[Dataset items]
• • •

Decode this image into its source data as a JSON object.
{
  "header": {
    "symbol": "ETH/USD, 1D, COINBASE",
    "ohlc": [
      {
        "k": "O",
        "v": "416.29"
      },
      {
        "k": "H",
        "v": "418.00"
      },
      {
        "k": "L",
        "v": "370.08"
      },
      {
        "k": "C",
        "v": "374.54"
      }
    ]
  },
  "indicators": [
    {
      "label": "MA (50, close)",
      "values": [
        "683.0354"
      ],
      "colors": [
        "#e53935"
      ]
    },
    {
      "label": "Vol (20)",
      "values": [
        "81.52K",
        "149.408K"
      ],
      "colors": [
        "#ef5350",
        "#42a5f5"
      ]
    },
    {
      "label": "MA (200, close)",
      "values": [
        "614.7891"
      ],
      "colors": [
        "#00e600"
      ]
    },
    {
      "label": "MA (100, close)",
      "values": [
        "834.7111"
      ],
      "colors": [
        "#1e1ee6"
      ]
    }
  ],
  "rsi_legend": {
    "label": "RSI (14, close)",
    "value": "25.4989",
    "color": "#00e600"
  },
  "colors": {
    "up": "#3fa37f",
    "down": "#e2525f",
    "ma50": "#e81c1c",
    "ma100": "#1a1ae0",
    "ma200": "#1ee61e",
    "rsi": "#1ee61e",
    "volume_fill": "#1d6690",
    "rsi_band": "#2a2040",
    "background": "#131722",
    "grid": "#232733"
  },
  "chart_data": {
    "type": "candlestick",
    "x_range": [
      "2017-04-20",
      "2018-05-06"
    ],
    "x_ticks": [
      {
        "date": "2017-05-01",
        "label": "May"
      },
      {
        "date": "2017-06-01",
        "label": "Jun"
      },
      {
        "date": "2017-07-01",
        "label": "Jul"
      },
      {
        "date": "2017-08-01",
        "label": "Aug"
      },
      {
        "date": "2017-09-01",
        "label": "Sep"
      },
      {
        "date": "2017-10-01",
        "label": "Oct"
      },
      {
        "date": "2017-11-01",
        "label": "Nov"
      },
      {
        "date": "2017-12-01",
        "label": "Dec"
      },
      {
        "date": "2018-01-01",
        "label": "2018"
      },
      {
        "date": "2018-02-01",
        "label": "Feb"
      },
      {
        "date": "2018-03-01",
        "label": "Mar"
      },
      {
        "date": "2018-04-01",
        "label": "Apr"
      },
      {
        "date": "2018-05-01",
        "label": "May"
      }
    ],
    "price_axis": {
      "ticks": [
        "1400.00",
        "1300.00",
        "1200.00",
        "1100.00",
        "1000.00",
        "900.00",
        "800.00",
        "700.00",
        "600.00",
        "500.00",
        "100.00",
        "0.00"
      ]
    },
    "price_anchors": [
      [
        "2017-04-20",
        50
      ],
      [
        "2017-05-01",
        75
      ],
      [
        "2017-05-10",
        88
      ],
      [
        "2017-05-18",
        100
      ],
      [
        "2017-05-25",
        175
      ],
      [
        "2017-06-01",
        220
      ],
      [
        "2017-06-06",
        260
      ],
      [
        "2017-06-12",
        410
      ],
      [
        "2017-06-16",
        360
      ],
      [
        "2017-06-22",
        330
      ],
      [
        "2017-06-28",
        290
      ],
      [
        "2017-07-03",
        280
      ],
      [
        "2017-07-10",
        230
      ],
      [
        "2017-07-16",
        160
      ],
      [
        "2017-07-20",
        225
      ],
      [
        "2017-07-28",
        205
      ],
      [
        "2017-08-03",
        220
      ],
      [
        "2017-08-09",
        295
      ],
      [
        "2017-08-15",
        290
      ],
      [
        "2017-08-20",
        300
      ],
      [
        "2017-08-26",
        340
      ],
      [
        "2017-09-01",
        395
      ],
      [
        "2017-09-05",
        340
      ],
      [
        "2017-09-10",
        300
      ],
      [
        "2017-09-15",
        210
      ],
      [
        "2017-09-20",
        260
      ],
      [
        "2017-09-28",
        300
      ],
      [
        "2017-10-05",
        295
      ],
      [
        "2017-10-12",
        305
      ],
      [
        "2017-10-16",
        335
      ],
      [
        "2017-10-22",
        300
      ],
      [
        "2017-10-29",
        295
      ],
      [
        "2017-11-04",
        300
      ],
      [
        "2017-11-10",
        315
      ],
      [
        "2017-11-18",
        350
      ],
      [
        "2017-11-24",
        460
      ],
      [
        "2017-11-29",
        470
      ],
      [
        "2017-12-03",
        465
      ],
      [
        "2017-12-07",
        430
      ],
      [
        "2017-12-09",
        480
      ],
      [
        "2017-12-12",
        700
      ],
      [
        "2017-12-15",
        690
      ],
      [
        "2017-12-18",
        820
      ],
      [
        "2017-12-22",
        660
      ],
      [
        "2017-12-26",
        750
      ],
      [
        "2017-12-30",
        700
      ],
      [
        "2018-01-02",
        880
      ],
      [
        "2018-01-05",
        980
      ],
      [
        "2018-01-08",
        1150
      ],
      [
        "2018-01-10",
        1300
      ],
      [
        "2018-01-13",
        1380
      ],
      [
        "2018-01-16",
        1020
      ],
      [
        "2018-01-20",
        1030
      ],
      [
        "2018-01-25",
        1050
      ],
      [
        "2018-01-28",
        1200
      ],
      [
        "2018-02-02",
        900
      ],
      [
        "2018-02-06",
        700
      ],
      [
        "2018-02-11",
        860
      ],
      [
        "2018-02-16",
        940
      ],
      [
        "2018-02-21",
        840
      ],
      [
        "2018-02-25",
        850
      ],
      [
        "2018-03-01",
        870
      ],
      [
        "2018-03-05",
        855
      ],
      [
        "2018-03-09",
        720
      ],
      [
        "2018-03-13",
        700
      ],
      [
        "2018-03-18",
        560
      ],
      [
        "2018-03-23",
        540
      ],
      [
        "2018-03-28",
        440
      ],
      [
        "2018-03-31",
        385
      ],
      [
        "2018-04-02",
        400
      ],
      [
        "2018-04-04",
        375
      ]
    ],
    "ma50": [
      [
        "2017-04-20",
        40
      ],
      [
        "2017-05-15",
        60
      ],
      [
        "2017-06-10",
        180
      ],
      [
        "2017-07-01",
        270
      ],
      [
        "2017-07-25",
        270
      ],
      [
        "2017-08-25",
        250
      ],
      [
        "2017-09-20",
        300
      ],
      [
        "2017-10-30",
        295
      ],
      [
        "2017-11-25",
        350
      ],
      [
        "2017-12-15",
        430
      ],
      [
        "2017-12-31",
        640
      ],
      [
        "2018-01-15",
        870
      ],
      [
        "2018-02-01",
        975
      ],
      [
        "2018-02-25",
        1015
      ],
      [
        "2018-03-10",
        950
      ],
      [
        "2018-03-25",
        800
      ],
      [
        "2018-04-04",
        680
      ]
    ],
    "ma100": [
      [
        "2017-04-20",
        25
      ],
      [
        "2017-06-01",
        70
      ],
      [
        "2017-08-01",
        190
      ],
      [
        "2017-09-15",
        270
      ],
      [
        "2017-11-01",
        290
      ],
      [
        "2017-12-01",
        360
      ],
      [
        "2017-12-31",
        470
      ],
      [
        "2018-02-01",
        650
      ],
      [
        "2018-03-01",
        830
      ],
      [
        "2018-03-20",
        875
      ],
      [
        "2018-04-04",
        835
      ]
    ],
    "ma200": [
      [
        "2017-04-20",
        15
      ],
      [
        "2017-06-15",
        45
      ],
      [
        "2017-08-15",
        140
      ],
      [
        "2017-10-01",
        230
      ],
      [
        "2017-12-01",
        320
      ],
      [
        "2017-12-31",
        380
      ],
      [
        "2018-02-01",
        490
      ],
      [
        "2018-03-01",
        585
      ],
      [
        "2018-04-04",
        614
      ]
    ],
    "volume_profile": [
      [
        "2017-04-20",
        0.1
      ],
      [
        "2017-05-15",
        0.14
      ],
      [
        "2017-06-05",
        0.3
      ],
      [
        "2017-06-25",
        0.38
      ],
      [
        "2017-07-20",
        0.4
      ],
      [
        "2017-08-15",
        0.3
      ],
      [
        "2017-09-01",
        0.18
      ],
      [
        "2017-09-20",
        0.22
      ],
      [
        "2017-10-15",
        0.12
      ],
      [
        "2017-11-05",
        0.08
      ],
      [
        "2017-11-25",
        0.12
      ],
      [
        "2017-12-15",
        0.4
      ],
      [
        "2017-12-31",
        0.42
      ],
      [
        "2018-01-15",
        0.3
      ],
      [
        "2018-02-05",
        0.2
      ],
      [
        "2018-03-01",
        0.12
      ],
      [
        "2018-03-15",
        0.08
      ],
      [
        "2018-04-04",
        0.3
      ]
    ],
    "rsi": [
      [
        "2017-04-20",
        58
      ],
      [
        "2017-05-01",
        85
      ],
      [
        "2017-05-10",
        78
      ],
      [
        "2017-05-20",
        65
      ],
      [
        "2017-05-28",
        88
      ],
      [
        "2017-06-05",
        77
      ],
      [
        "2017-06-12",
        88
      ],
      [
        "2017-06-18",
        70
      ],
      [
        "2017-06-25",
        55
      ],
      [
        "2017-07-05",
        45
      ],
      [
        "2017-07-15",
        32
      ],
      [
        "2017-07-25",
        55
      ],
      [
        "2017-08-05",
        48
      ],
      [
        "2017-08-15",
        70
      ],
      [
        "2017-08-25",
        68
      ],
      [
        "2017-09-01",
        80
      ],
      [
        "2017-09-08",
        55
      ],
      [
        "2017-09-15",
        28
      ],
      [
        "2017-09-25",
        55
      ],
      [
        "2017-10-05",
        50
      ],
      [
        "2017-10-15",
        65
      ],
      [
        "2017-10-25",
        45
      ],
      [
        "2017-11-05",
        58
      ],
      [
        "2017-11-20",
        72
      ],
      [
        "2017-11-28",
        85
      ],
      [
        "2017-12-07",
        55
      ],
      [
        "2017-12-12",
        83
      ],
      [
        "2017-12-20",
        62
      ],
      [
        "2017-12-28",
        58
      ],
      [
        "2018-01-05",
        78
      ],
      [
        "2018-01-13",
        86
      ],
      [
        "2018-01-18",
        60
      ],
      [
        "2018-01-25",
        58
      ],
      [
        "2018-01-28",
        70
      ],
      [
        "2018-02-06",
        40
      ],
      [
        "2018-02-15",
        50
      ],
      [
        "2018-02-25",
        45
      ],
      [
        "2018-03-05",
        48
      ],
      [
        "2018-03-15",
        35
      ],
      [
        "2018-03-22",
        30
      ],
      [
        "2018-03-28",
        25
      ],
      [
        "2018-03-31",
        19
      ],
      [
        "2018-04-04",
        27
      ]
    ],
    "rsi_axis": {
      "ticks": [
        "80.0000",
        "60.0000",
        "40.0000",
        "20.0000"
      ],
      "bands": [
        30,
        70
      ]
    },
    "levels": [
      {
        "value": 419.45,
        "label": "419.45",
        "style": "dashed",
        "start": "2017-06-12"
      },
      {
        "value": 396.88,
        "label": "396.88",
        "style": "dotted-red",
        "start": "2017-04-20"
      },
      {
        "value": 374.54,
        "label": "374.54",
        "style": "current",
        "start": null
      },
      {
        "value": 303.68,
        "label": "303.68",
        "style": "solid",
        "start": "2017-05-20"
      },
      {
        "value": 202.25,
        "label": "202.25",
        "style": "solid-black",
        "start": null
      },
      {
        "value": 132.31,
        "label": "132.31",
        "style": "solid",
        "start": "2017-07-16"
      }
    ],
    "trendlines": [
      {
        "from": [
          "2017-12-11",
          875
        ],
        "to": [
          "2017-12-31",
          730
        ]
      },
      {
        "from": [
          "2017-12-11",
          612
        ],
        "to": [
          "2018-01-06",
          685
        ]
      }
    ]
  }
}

• • •

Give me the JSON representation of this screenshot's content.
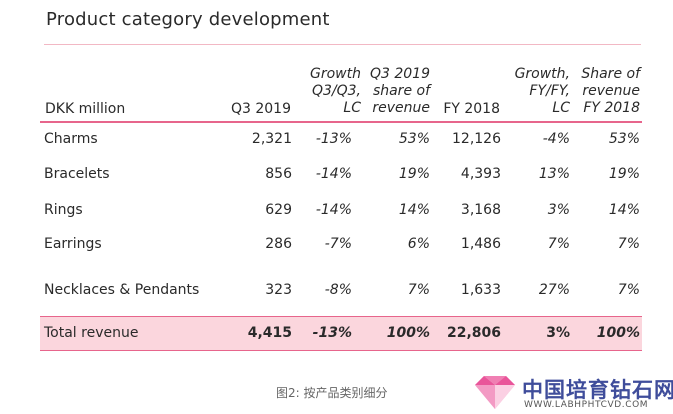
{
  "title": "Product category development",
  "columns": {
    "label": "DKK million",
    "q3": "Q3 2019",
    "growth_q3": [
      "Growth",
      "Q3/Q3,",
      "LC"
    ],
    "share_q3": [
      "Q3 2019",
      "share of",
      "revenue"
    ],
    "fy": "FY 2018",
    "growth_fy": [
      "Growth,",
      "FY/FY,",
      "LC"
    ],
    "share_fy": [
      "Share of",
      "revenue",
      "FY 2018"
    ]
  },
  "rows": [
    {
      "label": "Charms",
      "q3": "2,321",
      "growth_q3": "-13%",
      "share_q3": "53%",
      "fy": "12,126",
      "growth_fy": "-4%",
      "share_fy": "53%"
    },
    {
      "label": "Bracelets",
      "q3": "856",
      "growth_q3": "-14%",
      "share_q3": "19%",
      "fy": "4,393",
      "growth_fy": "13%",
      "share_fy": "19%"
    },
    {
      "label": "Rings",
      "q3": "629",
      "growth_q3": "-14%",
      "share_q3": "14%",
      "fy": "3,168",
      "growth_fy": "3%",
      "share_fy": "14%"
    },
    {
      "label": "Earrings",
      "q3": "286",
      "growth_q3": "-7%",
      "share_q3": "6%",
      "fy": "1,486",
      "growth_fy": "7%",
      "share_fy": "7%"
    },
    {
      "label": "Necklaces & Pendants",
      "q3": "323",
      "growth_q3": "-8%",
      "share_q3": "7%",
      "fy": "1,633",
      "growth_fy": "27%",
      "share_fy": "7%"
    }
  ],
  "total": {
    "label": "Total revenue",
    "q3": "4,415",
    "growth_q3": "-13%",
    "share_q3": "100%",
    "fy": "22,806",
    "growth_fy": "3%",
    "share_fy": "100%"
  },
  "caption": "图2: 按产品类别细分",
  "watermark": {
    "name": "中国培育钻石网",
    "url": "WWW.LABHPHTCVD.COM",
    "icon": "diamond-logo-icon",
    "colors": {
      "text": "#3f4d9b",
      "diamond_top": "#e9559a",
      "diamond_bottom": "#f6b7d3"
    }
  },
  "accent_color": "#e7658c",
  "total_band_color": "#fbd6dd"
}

• • •

GIVEN PROBLEM:
Pick out each line that holds the string "style".

TASK RESULT:
        "style": "dashed",
        "style": "dotted-red",
        "style": "current",
        "style": "solid",
        "style": "solid-black",
        "style": "solid",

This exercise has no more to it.